<<<<
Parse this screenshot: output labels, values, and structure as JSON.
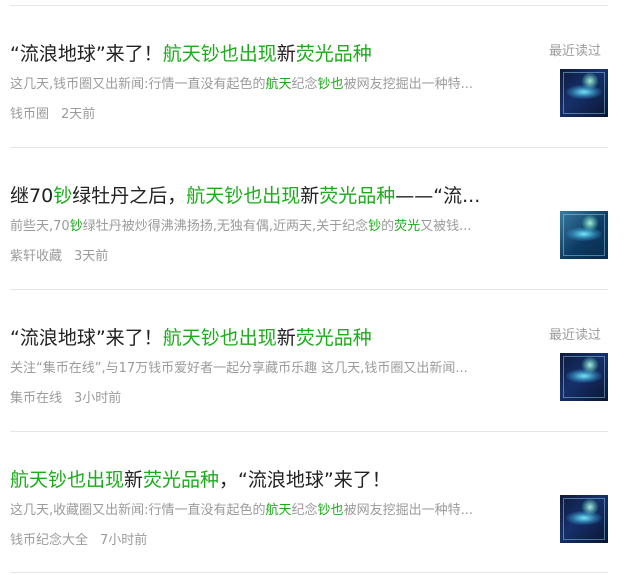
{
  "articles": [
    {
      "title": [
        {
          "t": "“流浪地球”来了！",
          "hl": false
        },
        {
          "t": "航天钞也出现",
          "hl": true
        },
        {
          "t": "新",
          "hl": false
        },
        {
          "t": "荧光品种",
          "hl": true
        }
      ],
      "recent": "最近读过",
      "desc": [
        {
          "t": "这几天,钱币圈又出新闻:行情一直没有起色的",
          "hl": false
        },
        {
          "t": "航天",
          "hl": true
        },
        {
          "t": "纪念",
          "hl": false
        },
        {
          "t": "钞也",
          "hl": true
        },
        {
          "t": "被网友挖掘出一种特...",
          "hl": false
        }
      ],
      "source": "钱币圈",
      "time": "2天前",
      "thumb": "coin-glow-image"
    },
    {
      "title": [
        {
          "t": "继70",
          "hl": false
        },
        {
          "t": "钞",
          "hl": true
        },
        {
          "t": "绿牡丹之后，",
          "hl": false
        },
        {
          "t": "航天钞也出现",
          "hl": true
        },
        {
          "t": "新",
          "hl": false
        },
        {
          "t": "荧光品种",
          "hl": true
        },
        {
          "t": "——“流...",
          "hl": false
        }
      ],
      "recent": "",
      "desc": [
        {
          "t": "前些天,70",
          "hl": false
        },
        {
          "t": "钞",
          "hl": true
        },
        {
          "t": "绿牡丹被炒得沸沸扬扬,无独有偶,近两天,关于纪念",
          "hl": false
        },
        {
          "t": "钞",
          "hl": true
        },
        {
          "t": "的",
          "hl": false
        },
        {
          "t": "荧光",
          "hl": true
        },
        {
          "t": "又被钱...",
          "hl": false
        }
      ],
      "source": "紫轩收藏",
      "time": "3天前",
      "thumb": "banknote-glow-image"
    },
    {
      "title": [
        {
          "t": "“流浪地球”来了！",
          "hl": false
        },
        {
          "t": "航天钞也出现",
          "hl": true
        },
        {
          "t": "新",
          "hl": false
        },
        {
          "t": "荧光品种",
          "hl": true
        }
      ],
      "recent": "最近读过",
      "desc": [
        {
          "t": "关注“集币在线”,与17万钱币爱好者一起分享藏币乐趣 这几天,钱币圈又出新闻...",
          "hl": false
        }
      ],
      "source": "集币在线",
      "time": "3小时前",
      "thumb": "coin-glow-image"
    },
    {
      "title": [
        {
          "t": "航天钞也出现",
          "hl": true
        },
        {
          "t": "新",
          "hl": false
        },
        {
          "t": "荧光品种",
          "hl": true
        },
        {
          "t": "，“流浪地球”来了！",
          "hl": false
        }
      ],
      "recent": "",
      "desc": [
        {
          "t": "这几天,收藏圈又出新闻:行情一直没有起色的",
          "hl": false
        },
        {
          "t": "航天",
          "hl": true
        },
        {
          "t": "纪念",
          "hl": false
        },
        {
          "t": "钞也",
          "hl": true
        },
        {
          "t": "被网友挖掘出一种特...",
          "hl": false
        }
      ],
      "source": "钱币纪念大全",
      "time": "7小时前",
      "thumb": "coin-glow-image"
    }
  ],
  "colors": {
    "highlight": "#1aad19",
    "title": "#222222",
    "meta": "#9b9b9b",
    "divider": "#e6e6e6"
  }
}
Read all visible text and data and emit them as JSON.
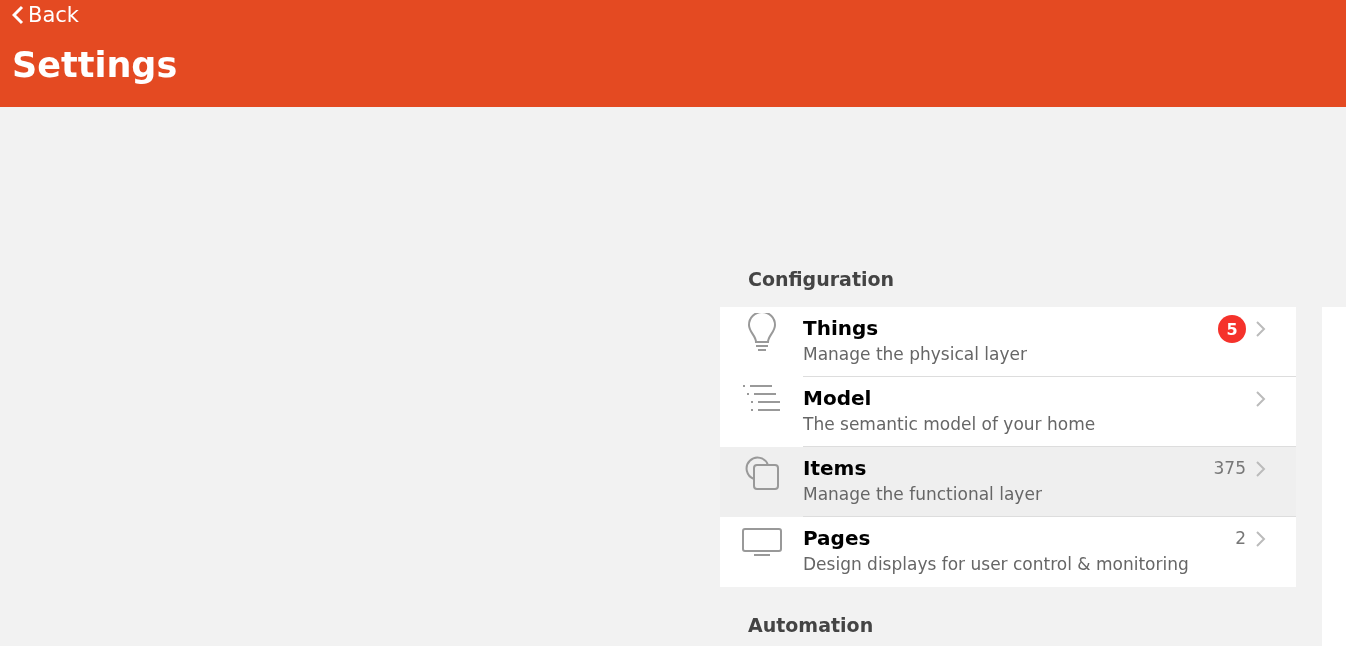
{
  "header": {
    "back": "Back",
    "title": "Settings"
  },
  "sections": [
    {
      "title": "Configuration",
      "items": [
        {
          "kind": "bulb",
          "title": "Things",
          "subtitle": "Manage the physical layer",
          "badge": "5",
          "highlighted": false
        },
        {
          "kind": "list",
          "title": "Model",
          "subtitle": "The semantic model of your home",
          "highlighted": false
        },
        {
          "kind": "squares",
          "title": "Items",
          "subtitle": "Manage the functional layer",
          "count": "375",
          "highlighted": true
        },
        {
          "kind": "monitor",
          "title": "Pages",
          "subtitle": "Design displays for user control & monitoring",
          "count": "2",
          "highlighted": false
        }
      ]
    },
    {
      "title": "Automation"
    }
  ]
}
>>>>
**WHAT THE EXERCISE ASKS**
Extract the text of all the records above verbatim, excluding pictures.

**RESULT**
Parse this screenshot: output labels, values, and structure as JSON.
{
  "articles": [
    {
      "title": [
        {
          "t": "“流浪地球”来了！",
          "hl": false
        },
        {
          "t": "航天钞也出现",
          "hl": true
        },
        {
          "t": "新",
          "hl": false
        },
        {
          "t": "荧光品种",
          "hl": true
        }
      ],
      "recent": "最近读过",
      "desc": [
        {
          "t": "这几天,钱币圈又出新闻:行情一直没有起色的",
          "hl": false
        },
        {
          "t": "航天",
          "hl": true
        },
        {
          "t": "纪念",
          "hl": false
        },
        {
          "t": "钞也",
          "hl": true
        },
        {
          "t": "被网友挖掘出一种特...",
          "hl": false
        }
      ],
      "source": "钱币圈",
      "time": "2天前",
      "thumb": "coin-glow-image"
    },
    {
      "title": [
        {
          "t": "继70",
          "hl": false
        },
        {
          "t": "钞",
          "hl": true
        },
        {
          "t": "绿牡丹之后，",
          "hl": false
        },
        {
          "t": "航天钞也出现",
          "hl": true
        },
        {
          "t": "新",
          "hl": false
        },
        {
          "t": "荧光品种",
          "hl": true
        },
        {
          "t": "——“流...",
          "hl": false
        }
      ],
      "recent": "",
      "desc": [
        {
          "t": "前些天,70",
          "hl": false
        },
        {
          "t": "钞",
          "hl": true
        },
        {
          "t": "绿牡丹被炒得沸沸扬扬,无独有偶,近两天,关于纪念",
          "hl": false
        },
        {
          "t": "钞",
          "hl": true
        },
        {
          "t": "的",
          "hl": false
        },
        {
          "t": "荧光",
          "hl": true
        },
        {
          "t": "又被钱...",
          "hl": false
        }
      ],
      "source": "紫轩收藏",
      "time": "3天前",
      "thumb": "banknote-glow-image"
    },
    {
      "title": [
        {
          "t": "“流浪地球”来了！",
          "hl": false
        },
        {
          "t": "航天钞也出现",
          "hl": true
        },
        {
          "t": "新",
          "hl": false
        },
        {
          "t": "荧光品种",
          "hl": true
        }
      ],
      "recent": "最近读过",
      "desc": [
        {
          "t": "关注“集币在线”,与17万钱币爱好者一起分享藏币乐趣 这几天,钱币圈又出新闻...",
          "hl": false
        }
      ],
      "source": "集币在线",
      "time": "3小时前",
      "thumb": "coin-glow-image"
    },
    {
      "title": [
        {
          "t": "航天钞也出现",
          "hl": true
        },
        {
          "t": "新",
          "hl": false
        },
        {
          "t": "荧光品种",
          "hl": true
        },
        {
          "t": "，“流浪地球”来了！",
          "hl": false
        }
      ],
      "recent": "",
      "desc": [
        {
          "t": "这几天,收藏圈又出新闻:行情一直没有起色的",
          "hl": false
        },
        {
          "t": "航天",
          "hl": true
        },
        {
          "t": "纪念",
          "hl": false
        },
        {
          "t": "钞也",
          "hl": true
        },
        {
          "t": "被网友挖掘出一种特...",
          "hl": false
        }
      ],
      "source": "钱币纪念大全",
      "time": "7小时前",
      "thumb": "coin-glow-image"
    }
  ],
  "colors": {
    "highlight": "#1aad19",
    "title": "#222222",
    "meta": "#9b9b9b",
    "divider": "#e6e6e6"
  }
}
Read all visible text and data and emit them as JSON.
{
  "header": {
    "back": "Back",
    "title": "Settings"
  },
  "sections": [
    {
      "title": "Configuration",
      "items": [
        {
          "kind": "bulb",
          "title": "Things",
          "subtitle": "Manage the physical layer",
          "badge": "5",
          "highlighted": false
        },
        {
          "kind": "list",
          "title": "Model",
          "subtitle": "The semantic model of your home",
          "highlighted": false
        },
        {
          "kind": "squares",
          "title": "Items",
          "subtitle": "Manage the functional layer",
          "count": "375",
          "highlighted": true
        },
        {
          "kind": "monitor",
          "title": "Pages",
          "subtitle": "Design displays for user control & monitoring",
          "count": "2",
          "highlighted": false
        }
      ]
    },
    {
      "title": "Automation"
    }
  ]
}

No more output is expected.